(Items listed in a dataset)

++++++++++++++++++++

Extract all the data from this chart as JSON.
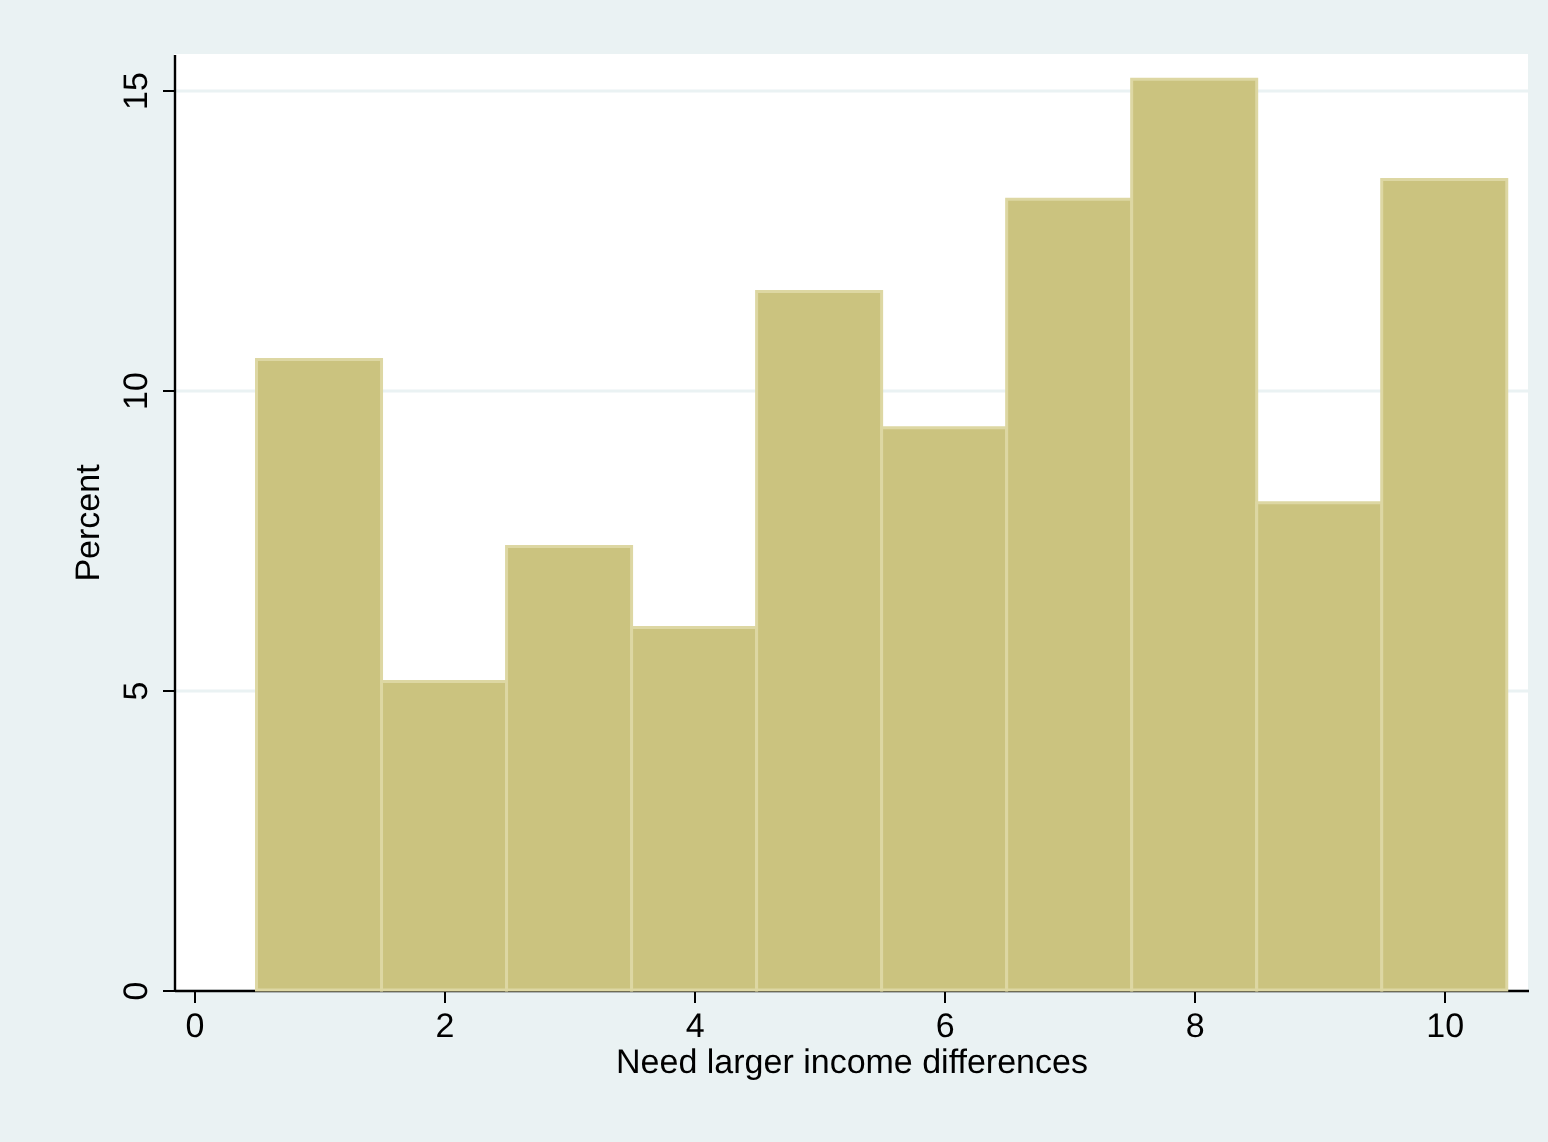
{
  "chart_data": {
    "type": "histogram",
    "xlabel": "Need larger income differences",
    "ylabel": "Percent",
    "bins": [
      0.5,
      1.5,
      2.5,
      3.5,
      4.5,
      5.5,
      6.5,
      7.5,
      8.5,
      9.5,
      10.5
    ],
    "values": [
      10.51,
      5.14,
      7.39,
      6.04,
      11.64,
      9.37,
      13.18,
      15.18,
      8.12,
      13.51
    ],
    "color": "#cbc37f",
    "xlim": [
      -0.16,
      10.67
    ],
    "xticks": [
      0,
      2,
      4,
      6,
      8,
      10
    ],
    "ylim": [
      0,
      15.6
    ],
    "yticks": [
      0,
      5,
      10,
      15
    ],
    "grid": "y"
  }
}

++++++++++++++++++++

## AIM OF THE TASK
From the records given above, reproduce all text exactly and exclude each picture.

## RESULT FOR THIS TASK
Extract all the data from this chart as JSON.
{
  "chart_data": {
    "type": "histogram",
    "xlabel": "Need larger income differences",
    "ylabel": "Percent",
    "bins": [
      0.5,
      1.5,
      2.5,
      3.5,
      4.5,
      5.5,
      6.5,
      7.5,
      8.5,
      9.5,
      10.5
    ],
    "values": [
      10.51,
      5.14,
      7.39,
      6.04,
      11.64,
      9.37,
      13.18,
      15.18,
      8.12,
      13.51
    ],
    "color": "#cbc37f",
    "xlim": [
      -0.16,
      10.67
    ],
    "xticks": [
      0,
      2,
      4,
      6,
      8,
      10
    ],
    "ylim": [
      0,
      15.6
    ],
    "yticks": [
      0,
      5,
      10,
      15
    ],
    "grid": "y"
  }
}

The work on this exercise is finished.